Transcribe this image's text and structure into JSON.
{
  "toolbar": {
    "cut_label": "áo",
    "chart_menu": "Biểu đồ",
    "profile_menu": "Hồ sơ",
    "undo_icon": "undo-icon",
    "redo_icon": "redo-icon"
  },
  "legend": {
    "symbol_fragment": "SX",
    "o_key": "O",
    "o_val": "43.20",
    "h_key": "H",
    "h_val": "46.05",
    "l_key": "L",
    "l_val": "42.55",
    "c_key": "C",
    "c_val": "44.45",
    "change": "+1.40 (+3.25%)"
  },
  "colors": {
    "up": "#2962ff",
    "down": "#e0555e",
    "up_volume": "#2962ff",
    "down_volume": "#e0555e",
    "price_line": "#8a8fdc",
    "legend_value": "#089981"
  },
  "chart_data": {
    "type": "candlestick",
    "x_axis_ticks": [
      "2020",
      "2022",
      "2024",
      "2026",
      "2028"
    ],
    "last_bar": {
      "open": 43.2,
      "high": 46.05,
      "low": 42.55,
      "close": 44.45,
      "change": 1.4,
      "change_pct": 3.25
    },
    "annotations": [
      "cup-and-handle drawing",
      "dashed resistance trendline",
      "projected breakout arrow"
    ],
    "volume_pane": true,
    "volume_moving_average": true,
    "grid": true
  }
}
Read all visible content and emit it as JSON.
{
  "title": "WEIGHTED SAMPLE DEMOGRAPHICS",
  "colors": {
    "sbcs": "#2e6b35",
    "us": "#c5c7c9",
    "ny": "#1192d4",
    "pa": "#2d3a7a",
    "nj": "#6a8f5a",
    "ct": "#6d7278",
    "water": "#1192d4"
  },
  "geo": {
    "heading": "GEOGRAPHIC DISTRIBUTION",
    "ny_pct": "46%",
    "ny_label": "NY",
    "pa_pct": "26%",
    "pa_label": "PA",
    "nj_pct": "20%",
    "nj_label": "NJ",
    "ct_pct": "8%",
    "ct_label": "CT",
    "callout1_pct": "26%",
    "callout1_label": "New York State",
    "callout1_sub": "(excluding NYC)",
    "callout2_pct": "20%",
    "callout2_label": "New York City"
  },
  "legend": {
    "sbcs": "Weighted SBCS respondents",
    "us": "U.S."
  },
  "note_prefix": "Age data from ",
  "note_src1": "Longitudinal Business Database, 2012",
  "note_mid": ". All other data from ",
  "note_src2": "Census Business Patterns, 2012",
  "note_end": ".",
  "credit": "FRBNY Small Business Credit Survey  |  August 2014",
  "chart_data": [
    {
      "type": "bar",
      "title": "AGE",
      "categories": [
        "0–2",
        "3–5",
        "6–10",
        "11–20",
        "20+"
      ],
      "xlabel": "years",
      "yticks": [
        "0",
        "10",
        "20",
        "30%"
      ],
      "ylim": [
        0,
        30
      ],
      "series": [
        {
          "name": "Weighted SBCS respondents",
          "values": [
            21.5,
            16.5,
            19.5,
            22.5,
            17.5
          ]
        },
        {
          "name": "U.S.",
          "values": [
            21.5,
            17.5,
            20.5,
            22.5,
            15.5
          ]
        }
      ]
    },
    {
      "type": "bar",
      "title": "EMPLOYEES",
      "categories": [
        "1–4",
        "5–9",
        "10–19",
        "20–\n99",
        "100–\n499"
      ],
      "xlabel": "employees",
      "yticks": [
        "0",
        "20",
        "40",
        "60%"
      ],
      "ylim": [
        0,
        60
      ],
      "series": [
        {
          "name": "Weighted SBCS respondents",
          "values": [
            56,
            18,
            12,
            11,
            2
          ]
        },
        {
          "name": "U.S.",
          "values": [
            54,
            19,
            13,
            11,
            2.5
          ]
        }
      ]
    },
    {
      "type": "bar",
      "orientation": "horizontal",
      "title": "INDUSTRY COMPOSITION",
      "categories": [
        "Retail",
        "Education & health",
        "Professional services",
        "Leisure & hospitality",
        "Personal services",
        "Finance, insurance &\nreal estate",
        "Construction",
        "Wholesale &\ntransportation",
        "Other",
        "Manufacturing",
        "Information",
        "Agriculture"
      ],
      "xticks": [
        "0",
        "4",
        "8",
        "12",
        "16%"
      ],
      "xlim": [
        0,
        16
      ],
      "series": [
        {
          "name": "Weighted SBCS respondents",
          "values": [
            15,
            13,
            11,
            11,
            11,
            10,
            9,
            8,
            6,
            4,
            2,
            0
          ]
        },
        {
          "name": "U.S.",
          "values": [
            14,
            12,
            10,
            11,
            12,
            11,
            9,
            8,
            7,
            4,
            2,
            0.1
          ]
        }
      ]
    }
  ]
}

★ ★ ★

*SHORT EXERCISE*. The answer is a single number: how many lines include the word "icon"?

*OUTPUT OF THE TASK*. 2